(Items from a figure collection)
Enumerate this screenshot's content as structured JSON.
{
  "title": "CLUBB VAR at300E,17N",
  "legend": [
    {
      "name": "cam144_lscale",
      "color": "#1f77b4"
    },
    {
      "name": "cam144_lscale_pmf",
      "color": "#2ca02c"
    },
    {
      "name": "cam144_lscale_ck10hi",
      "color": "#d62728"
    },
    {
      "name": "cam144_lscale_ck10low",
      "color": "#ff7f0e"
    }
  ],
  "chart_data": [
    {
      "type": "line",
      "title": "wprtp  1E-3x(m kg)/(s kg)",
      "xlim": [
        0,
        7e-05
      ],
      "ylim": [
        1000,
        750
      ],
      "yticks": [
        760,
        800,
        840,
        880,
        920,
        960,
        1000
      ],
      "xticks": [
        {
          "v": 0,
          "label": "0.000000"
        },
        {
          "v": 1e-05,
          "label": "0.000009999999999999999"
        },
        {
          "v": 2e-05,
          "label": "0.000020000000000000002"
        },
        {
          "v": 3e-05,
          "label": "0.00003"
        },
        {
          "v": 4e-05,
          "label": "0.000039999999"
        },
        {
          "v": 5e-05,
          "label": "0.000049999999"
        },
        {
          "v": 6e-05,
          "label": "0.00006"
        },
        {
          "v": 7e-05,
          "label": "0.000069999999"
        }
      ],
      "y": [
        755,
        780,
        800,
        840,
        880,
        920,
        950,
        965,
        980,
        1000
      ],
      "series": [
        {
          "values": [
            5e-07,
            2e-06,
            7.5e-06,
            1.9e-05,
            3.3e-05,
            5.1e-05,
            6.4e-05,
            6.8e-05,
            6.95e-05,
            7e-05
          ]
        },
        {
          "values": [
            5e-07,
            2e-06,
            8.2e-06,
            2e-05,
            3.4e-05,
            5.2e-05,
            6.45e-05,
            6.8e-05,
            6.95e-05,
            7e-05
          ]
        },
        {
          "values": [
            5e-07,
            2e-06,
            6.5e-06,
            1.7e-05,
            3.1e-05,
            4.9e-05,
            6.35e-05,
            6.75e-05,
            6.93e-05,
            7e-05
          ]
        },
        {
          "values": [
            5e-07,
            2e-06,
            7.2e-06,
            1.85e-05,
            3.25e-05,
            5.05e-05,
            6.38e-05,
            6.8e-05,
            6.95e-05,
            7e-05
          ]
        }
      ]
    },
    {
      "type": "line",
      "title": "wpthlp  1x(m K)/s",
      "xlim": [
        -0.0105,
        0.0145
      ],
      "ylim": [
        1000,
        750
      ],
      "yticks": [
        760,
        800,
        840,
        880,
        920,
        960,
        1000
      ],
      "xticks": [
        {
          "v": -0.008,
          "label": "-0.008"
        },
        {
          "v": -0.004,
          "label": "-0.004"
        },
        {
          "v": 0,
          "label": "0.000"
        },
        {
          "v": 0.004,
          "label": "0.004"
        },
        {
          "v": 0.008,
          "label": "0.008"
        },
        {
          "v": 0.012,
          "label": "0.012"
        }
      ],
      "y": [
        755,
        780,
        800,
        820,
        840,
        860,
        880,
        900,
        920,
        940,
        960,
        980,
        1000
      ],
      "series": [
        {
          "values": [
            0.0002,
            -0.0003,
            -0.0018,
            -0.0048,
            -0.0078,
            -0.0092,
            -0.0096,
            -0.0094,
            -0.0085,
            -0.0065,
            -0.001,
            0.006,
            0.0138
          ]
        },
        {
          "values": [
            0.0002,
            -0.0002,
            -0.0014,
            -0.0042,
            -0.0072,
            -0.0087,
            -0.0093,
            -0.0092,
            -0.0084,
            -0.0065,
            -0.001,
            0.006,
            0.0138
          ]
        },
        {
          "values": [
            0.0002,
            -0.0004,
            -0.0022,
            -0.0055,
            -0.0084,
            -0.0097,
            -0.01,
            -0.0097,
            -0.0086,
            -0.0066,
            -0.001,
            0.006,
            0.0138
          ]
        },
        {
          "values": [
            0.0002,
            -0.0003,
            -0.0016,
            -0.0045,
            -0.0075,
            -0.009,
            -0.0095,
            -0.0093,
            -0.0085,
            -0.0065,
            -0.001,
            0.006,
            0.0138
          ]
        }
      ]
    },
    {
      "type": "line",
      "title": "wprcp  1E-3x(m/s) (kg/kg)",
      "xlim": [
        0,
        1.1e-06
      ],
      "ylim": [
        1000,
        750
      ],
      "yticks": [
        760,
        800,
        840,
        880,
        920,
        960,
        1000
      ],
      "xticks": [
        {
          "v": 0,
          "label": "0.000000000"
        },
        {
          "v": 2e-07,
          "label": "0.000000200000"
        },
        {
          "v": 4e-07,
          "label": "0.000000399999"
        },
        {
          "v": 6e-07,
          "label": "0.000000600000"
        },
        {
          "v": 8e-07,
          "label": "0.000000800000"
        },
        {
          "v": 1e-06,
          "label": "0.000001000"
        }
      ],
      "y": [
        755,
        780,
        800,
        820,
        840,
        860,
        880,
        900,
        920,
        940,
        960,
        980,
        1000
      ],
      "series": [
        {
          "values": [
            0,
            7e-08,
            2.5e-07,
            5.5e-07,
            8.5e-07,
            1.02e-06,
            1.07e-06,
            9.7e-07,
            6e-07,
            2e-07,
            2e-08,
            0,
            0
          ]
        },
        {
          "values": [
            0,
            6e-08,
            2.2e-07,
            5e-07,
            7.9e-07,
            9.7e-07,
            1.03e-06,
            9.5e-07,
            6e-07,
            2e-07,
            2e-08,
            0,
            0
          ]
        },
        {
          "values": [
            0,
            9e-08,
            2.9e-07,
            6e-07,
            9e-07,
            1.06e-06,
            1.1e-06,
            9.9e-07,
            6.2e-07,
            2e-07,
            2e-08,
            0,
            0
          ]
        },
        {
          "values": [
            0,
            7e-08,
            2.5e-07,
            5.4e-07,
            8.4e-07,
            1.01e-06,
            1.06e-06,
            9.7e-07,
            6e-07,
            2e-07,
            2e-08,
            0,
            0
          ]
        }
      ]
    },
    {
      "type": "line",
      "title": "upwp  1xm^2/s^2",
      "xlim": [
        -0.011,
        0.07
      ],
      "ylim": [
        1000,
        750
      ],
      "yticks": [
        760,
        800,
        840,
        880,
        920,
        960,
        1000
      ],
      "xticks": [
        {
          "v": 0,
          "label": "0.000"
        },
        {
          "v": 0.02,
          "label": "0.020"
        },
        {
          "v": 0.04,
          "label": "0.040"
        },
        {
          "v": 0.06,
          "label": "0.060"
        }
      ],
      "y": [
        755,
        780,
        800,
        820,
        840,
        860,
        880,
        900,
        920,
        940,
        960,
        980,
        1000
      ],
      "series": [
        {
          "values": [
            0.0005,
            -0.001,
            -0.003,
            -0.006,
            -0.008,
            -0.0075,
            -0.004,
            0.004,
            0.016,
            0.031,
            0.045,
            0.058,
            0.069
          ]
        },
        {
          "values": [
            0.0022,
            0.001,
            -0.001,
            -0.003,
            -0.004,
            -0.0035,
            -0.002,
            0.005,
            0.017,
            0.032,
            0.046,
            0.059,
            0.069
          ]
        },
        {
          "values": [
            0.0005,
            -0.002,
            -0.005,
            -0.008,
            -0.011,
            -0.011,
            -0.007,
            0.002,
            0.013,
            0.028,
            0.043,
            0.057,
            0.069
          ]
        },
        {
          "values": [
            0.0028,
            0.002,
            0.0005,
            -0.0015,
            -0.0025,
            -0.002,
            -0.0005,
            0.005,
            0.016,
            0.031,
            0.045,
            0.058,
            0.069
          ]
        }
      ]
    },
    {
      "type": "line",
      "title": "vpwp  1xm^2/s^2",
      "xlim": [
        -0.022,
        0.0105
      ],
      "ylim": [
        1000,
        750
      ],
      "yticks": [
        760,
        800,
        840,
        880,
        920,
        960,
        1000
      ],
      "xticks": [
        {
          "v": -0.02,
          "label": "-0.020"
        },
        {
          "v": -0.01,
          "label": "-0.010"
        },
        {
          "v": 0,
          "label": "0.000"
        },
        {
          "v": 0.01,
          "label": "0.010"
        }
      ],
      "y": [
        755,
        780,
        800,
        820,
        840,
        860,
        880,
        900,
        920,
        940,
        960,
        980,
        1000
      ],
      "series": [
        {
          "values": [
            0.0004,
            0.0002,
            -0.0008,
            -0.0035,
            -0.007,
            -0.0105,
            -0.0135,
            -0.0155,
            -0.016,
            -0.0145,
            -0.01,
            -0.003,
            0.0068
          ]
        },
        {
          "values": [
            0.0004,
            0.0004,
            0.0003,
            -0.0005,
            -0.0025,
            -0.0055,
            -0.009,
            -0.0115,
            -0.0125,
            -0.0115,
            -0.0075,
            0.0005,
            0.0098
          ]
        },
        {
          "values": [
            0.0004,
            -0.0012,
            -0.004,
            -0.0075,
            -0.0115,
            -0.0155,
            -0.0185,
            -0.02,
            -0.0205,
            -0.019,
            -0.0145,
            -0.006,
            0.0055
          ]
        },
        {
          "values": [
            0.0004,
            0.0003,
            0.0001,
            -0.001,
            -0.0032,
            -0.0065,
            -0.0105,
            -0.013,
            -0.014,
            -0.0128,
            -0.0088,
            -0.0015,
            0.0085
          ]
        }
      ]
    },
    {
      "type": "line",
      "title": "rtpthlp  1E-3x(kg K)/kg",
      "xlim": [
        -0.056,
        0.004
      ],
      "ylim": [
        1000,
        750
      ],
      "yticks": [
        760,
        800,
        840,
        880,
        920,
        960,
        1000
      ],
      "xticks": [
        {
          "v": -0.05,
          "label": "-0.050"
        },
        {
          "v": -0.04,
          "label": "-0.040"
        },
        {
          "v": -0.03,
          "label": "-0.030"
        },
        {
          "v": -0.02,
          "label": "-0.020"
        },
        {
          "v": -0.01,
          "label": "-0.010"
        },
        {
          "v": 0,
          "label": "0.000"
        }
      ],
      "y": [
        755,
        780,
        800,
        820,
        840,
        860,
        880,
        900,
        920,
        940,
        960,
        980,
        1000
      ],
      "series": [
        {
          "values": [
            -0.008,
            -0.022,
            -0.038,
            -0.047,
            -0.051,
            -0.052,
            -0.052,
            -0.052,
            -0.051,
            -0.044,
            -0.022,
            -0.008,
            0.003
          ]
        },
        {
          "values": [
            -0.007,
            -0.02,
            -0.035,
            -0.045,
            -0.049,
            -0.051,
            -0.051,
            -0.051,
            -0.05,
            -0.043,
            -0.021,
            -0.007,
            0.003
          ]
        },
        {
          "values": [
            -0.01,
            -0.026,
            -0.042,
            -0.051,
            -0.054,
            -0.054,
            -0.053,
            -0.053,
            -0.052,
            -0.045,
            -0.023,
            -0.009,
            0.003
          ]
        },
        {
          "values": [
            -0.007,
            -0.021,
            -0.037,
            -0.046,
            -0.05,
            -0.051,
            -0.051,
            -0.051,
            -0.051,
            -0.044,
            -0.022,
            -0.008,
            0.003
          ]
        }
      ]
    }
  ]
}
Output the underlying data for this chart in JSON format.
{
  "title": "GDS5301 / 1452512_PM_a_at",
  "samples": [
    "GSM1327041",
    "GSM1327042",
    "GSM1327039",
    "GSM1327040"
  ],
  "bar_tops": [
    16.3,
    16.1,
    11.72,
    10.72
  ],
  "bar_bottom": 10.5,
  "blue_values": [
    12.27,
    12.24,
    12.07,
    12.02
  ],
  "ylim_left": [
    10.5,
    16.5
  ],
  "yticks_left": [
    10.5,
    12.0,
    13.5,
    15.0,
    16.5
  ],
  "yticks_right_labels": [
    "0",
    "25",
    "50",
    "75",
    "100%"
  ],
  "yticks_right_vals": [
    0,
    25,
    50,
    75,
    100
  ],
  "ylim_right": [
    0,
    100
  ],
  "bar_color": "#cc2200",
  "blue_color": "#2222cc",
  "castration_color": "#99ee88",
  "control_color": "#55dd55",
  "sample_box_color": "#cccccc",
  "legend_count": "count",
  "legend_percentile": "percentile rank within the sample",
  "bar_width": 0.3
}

WORK REQUIRED: In the entries above, find the line containing "Output the underlying". Set down that line and every line after it through the last one, exactly and alone.

ANSWER TO THIS TASK:
Output the underlying data for this chart in JSON format.
{
  "title": "GDS5301 / 1452512_PM_a_at",
  "samples": [
    "GSM1327041",
    "GSM1327042",
    "GSM1327039",
    "GSM1327040"
  ],
  "bar_tops": [
    16.3,
    16.1,
    11.72,
    10.72
  ],
  "bar_bottom": 10.5,
  "blue_values": [
    12.27,
    12.24,
    12.07,
    12.02
  ],
  "ylim_left": [
    10.5,
    16.5
  ],
  "yticks_left": [
    10.5,
    12.0,
    13.5,
    15.0,
    16.5
  ],
  "yticks_right_labels": [
    "0",
    "25",
    "50",
    "75",
    "100%"
  ],
  "yticks_right_vals": [
    0,
    25,
    50,
    75,
    100
  ],
  "ylim_right": [
    0,
    100
  ],
  "bar_color": "#cc2200",
  "blue_color": "#2222cc",
  "castration_color": "#99ee88",
  "control_color": "#55dd55",
  "sample_box_color": "#cccccc",
  "legend_count": "count",
  "legend_percentile": "percentile rank within the sample",
  "bar_width": 0.3
}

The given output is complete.